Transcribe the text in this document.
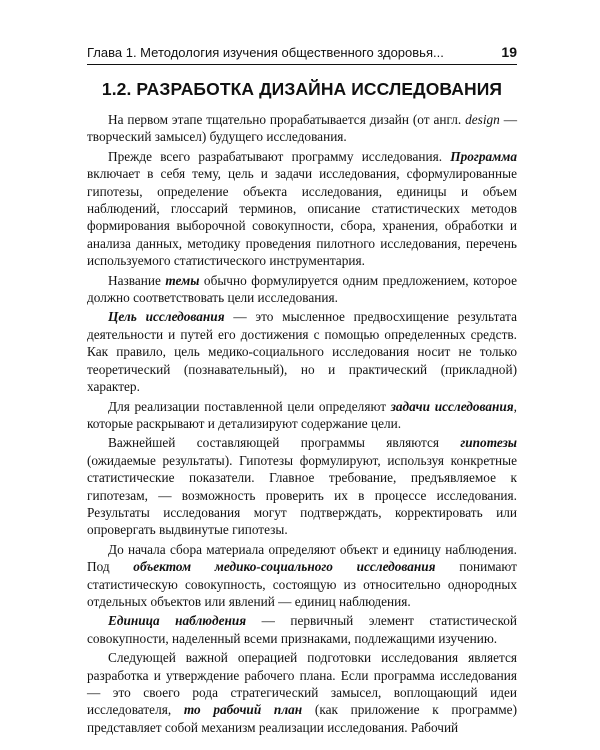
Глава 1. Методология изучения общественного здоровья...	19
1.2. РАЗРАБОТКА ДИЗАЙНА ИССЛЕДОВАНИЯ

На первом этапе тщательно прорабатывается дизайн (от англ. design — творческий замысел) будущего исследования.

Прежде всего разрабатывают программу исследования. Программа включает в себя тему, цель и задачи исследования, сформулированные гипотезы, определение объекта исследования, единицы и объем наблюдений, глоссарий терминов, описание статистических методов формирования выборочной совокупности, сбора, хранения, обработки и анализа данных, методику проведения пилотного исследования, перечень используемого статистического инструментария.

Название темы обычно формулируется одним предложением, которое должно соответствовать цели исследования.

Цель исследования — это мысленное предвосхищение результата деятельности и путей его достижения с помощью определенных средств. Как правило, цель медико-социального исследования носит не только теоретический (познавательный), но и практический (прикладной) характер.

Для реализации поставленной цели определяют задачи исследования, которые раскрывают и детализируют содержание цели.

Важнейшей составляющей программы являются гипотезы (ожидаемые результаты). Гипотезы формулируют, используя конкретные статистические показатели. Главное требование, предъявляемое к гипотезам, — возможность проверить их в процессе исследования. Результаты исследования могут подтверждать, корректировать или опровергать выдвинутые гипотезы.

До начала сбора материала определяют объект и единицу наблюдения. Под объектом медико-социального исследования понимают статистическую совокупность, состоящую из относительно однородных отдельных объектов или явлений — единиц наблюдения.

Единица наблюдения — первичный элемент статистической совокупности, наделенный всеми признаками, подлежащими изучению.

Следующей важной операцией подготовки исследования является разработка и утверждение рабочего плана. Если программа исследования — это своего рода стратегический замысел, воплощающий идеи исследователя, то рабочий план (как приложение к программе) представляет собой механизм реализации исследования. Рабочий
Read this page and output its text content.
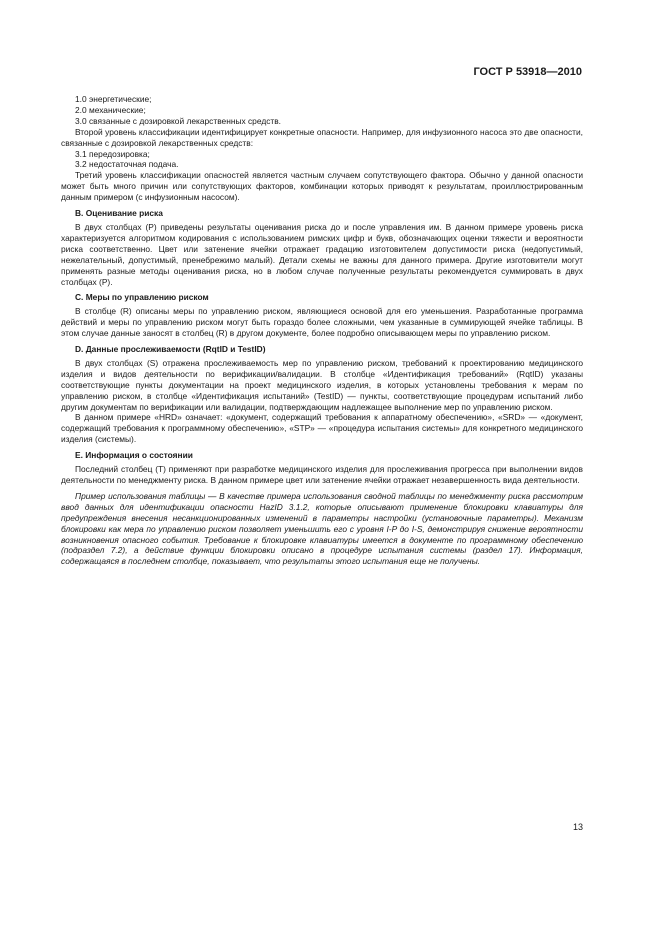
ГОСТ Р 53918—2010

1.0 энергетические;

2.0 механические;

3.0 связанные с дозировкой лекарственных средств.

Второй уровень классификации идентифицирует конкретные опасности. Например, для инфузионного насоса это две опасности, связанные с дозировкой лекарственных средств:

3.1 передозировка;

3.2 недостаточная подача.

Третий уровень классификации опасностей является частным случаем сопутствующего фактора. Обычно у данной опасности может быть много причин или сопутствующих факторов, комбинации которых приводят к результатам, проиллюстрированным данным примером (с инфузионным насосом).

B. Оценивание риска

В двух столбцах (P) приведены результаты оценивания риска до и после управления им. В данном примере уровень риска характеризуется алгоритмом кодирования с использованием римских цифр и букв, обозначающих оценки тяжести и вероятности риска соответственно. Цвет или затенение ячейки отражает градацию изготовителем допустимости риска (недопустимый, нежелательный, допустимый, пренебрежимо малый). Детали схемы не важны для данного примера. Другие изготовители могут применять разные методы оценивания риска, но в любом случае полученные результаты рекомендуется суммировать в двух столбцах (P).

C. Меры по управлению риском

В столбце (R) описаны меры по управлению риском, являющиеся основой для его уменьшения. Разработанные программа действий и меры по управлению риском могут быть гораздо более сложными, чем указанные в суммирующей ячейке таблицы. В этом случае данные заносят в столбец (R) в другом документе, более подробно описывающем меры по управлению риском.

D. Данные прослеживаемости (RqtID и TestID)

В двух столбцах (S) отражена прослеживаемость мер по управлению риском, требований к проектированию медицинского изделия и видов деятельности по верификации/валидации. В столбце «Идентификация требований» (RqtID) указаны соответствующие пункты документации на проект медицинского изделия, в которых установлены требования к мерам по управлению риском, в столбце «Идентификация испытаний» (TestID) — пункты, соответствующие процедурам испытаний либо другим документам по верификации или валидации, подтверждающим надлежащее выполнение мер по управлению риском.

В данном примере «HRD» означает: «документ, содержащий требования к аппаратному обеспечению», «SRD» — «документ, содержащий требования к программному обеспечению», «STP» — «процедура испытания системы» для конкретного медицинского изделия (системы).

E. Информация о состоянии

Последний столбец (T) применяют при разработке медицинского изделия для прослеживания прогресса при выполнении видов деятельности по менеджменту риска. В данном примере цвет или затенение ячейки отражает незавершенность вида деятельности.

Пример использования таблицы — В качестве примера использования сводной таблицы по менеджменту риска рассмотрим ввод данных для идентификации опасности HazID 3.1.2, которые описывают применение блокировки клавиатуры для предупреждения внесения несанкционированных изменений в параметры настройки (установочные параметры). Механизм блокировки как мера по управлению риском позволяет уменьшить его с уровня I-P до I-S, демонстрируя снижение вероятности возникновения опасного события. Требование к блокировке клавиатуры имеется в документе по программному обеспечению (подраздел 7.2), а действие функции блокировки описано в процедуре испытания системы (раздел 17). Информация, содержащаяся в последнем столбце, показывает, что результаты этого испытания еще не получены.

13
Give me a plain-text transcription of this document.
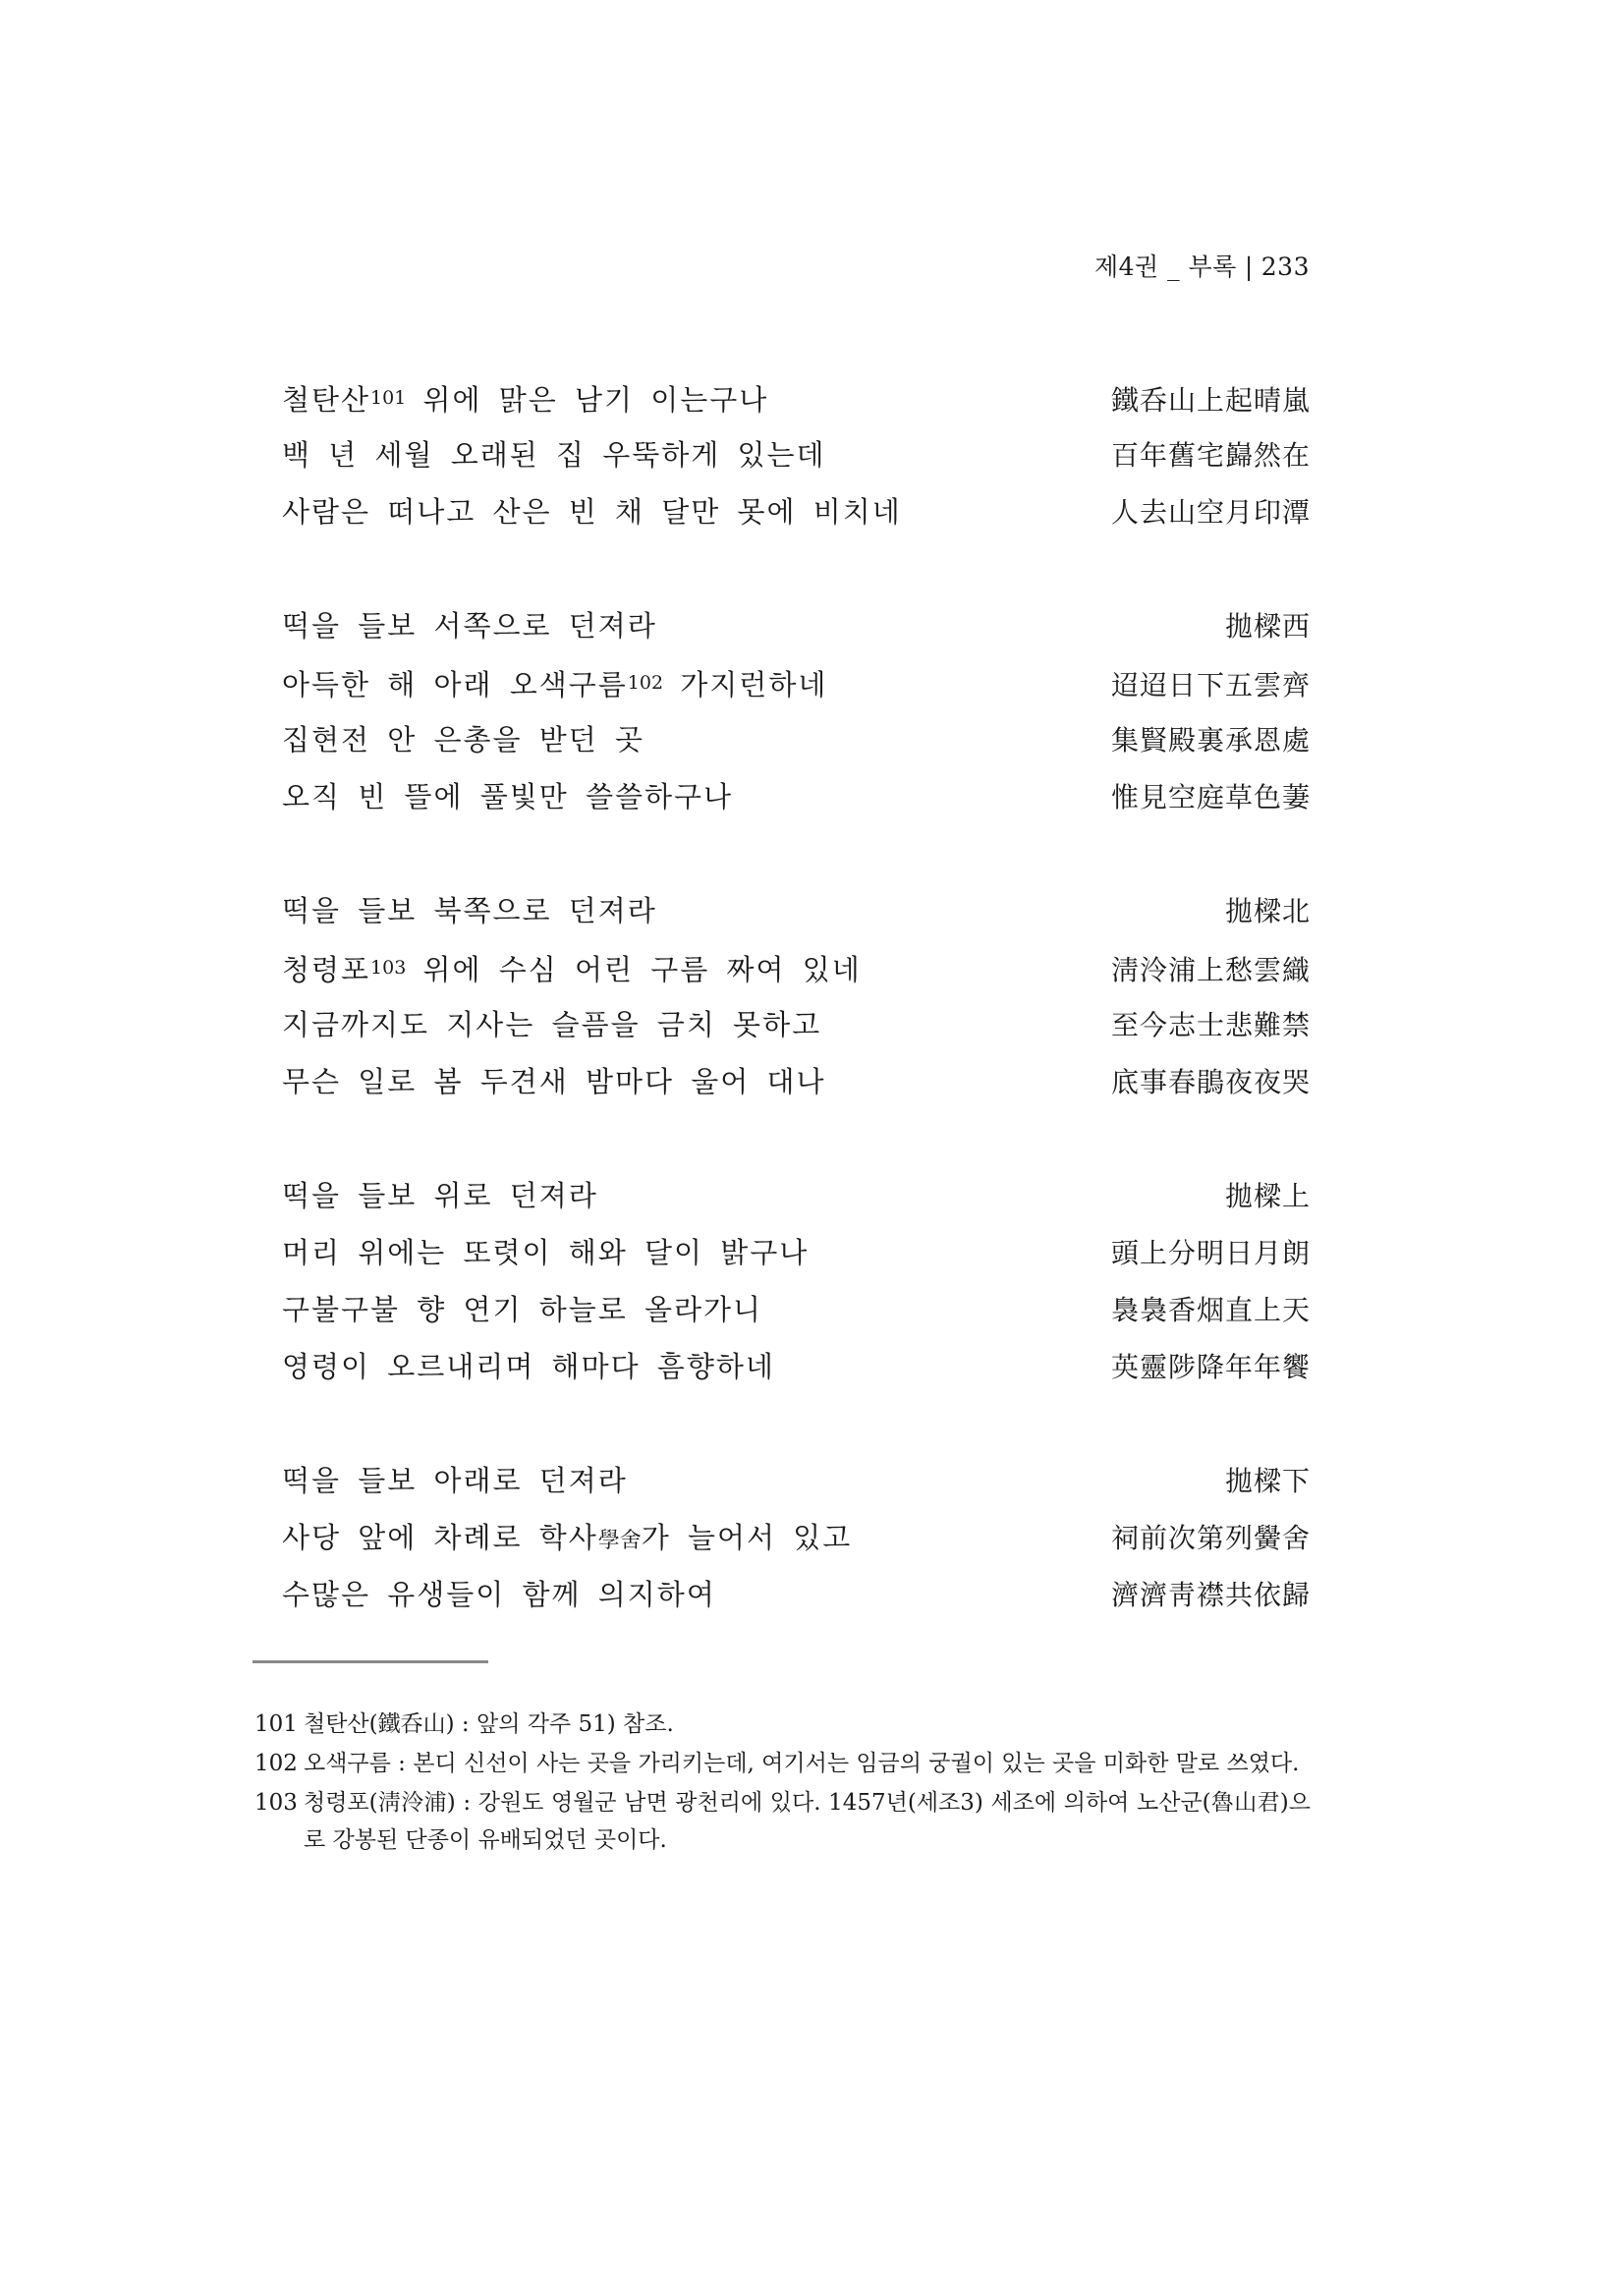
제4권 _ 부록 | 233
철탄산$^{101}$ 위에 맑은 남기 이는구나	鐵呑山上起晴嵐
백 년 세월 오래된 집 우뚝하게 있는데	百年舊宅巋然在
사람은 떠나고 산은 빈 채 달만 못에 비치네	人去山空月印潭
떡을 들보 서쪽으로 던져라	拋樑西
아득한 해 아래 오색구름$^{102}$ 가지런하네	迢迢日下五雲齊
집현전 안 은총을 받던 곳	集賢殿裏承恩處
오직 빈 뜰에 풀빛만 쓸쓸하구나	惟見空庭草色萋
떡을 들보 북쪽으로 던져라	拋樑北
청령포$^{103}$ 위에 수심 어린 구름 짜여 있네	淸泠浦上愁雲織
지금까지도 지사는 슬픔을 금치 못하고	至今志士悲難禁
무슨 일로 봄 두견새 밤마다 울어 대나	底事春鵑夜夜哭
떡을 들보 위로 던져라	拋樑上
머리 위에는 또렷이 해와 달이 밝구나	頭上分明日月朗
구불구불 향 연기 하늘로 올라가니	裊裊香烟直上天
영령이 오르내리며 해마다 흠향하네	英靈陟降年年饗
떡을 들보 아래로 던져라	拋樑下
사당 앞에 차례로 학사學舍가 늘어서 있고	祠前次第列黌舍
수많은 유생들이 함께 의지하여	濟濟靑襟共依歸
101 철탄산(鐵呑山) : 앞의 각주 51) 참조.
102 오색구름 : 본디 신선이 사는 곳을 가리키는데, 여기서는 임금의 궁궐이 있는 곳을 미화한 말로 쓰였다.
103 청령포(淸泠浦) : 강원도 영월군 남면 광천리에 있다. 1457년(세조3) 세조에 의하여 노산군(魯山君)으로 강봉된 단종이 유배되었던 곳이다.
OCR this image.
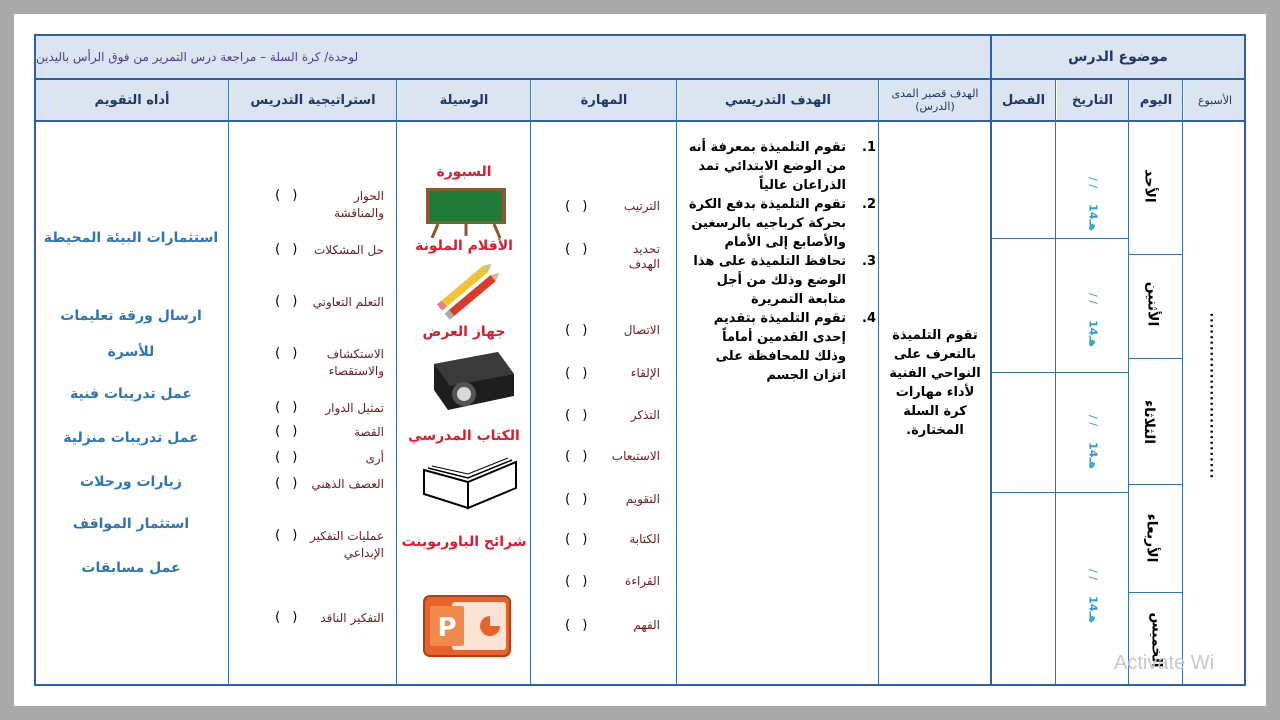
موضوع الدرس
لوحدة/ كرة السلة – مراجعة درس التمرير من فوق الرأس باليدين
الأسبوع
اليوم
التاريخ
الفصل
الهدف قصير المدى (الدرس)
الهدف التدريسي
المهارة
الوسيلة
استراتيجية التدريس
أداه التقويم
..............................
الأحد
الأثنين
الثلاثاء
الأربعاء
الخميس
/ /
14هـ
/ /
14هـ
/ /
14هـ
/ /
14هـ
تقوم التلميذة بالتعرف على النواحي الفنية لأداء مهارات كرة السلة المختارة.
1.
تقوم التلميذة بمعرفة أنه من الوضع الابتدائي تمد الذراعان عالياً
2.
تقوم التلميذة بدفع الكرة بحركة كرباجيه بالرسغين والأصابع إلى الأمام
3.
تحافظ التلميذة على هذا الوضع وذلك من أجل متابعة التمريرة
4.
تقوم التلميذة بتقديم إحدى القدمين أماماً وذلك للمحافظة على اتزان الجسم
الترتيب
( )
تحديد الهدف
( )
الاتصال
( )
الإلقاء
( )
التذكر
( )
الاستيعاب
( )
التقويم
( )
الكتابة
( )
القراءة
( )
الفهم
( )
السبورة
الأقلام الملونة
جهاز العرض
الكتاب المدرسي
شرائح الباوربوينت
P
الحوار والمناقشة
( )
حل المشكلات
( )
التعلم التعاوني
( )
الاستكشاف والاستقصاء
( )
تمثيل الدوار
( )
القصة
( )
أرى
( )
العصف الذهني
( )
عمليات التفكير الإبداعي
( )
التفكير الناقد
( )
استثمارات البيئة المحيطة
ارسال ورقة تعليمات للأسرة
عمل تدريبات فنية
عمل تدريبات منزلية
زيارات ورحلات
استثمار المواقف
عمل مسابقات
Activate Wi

**Stated goal:**
Scan the entries above and work out how many lines include the word "السلة"; the reply is that number alone.

**The output:**
2